_Stated task:_ Examine each line of the data. Copy those that contain the string "poco".

_Source records:_
--- BEGIN ---

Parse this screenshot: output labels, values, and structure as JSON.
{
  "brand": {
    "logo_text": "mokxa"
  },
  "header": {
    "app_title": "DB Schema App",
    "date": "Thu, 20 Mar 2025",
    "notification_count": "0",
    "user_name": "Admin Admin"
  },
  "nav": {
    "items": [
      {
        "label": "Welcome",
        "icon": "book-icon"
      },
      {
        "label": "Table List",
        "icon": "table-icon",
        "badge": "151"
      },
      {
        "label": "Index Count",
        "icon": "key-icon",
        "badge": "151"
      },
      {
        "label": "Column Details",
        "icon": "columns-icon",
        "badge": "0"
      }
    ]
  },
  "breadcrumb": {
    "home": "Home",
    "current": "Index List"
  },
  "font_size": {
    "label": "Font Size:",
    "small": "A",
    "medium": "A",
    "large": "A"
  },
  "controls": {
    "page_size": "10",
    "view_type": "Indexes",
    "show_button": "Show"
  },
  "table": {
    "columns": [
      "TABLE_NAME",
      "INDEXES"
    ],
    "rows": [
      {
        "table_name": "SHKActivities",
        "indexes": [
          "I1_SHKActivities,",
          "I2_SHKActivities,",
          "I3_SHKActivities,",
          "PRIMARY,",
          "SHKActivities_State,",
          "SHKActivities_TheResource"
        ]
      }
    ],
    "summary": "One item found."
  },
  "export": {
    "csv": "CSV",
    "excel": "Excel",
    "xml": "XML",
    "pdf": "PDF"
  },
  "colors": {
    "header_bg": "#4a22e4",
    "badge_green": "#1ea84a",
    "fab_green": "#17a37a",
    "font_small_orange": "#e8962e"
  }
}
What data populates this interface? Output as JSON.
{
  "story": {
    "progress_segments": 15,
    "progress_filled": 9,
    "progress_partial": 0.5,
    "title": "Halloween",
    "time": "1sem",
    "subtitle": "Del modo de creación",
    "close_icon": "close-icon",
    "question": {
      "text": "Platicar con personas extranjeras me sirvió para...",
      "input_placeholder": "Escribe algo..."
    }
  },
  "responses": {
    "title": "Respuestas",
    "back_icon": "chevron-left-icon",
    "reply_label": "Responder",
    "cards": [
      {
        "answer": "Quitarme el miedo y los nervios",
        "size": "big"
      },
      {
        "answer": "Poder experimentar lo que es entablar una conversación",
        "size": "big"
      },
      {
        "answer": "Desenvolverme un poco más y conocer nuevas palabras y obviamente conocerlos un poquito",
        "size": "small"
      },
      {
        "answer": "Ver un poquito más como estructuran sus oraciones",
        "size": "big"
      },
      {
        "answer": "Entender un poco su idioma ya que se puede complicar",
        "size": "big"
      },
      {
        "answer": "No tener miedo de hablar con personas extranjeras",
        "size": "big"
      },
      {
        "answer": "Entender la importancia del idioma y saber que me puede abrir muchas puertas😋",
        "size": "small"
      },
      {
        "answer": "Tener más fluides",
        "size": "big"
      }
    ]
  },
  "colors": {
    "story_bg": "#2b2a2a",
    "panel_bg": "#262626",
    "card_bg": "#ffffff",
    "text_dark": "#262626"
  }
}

--- END ---

_Exercise response:_
        "answer": "Desenvolverme un poco más y conocer nuevas palabras y obviamente conocerlos un poquito",
        "answer": "Entender un poco su idioma ya que se puede complicar",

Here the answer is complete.